### Exercise instructions:
Copy out every line that contains the word "Microsoft".

### Available data:
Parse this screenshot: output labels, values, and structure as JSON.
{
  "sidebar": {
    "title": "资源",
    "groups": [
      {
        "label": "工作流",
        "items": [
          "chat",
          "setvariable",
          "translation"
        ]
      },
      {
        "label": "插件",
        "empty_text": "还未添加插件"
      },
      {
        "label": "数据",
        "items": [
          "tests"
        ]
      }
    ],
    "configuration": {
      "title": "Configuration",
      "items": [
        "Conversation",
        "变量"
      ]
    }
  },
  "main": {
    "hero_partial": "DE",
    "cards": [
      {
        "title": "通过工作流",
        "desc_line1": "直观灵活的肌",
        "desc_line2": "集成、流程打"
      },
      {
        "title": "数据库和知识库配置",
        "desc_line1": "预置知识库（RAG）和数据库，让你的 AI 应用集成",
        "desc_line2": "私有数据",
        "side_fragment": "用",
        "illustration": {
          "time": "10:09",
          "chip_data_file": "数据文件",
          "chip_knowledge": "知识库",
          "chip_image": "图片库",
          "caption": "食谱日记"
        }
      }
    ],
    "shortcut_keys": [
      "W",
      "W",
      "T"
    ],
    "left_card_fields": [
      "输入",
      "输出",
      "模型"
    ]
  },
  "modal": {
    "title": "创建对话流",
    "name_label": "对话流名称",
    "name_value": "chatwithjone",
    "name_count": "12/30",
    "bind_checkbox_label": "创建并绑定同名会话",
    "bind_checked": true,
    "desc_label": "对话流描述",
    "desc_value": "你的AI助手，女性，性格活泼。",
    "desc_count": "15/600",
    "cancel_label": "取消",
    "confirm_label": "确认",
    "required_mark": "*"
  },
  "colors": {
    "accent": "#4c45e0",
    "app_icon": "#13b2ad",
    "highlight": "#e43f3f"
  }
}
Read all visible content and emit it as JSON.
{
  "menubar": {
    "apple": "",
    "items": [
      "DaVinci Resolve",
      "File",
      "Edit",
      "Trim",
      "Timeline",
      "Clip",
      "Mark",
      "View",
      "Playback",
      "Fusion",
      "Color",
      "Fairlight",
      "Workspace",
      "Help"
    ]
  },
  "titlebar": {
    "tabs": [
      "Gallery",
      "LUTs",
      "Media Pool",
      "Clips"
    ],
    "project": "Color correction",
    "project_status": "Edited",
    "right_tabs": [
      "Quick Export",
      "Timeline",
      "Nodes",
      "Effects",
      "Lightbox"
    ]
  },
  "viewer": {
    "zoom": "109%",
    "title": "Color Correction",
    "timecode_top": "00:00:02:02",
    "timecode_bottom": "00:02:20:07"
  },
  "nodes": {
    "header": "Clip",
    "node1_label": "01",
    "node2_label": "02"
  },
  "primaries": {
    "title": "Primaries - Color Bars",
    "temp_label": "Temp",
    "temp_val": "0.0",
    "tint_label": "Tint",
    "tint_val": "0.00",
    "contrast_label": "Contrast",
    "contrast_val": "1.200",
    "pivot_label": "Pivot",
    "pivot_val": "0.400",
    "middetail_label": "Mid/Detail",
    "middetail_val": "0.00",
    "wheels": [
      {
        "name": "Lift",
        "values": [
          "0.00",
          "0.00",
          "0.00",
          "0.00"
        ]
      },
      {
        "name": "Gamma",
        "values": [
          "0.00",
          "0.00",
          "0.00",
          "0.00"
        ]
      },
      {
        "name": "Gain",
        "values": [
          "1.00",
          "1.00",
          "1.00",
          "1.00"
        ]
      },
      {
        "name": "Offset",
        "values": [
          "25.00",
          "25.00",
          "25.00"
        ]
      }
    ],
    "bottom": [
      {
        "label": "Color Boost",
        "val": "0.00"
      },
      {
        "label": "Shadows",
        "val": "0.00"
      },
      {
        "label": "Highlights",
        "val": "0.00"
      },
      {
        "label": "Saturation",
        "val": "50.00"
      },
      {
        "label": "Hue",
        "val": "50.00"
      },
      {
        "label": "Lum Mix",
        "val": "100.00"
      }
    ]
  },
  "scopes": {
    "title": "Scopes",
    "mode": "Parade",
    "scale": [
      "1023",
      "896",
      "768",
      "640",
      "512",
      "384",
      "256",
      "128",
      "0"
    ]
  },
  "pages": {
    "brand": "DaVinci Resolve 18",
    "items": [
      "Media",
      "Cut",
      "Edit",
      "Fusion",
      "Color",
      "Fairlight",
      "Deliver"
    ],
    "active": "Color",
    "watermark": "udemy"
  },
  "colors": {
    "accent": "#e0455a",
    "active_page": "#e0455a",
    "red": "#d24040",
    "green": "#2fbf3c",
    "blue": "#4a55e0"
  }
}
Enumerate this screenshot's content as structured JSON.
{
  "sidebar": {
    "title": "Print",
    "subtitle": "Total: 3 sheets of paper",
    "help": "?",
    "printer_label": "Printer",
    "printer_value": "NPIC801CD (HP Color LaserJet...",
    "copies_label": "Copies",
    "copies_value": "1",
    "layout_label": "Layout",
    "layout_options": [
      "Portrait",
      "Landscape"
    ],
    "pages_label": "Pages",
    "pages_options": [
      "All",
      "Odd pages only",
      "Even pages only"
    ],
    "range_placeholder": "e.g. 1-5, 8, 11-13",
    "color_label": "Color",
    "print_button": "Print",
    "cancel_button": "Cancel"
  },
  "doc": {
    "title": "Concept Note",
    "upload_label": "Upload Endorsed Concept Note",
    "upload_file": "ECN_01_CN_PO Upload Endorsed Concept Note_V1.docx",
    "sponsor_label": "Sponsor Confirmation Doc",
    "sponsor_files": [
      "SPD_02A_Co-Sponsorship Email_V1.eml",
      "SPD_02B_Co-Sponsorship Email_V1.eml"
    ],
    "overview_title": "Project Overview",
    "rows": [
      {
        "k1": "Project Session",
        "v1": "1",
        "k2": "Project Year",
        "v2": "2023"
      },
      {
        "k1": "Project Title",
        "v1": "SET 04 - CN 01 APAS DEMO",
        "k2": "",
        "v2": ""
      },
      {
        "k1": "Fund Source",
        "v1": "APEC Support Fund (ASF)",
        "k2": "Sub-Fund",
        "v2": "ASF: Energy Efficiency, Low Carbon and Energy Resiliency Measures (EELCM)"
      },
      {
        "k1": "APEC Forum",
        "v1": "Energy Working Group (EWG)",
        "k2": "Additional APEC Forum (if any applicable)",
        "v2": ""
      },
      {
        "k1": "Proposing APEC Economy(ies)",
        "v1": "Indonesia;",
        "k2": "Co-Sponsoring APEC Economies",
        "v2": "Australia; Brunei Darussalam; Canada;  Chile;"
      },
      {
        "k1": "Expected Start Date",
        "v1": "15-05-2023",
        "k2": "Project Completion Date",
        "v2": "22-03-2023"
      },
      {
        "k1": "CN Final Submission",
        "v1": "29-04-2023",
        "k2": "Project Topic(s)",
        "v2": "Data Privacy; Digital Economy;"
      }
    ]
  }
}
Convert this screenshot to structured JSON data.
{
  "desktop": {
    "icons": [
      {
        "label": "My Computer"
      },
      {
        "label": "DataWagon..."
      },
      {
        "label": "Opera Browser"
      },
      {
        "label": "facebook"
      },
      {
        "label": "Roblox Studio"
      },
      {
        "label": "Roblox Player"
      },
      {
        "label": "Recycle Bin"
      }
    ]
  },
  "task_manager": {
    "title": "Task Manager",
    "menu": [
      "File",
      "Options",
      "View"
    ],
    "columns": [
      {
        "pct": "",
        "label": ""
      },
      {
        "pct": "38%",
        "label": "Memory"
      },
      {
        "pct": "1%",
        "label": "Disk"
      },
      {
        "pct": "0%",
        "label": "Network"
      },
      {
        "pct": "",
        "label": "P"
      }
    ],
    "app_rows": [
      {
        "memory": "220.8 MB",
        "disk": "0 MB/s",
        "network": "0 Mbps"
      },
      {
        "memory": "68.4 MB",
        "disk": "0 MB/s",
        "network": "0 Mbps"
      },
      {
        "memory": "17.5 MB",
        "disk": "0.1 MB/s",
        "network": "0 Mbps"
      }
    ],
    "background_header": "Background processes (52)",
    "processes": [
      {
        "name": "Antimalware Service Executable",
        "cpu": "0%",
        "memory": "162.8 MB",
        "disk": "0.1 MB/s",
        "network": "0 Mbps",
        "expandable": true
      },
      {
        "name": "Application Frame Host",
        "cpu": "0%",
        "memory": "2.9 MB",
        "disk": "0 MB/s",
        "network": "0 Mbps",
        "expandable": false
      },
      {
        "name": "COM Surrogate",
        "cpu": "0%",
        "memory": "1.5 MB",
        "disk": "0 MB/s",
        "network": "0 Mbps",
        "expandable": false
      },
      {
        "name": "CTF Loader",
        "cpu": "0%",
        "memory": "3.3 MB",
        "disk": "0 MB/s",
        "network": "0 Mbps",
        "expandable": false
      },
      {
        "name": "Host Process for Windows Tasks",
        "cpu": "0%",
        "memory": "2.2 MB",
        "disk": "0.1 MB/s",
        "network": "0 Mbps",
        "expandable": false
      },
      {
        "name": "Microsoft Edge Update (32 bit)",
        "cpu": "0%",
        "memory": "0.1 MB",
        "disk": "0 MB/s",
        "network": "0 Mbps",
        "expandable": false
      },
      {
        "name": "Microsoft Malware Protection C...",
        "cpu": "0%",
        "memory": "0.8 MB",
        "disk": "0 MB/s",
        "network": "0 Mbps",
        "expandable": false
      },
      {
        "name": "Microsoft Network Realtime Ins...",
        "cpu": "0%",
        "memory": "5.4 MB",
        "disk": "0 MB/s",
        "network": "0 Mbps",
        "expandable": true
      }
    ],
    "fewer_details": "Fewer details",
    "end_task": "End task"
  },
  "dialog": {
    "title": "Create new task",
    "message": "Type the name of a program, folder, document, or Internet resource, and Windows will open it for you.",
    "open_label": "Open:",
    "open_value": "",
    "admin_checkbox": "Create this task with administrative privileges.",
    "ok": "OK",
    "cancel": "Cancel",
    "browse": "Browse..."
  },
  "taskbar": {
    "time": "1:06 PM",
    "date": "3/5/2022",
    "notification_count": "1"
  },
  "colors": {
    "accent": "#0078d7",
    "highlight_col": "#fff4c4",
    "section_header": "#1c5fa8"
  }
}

### Task response:
        "name": "Microsoft Edge Update (32 bit)",
        "name": "Microsoft Malware Protection C...",
        "name": "Microsoft Network Realtime Ins...",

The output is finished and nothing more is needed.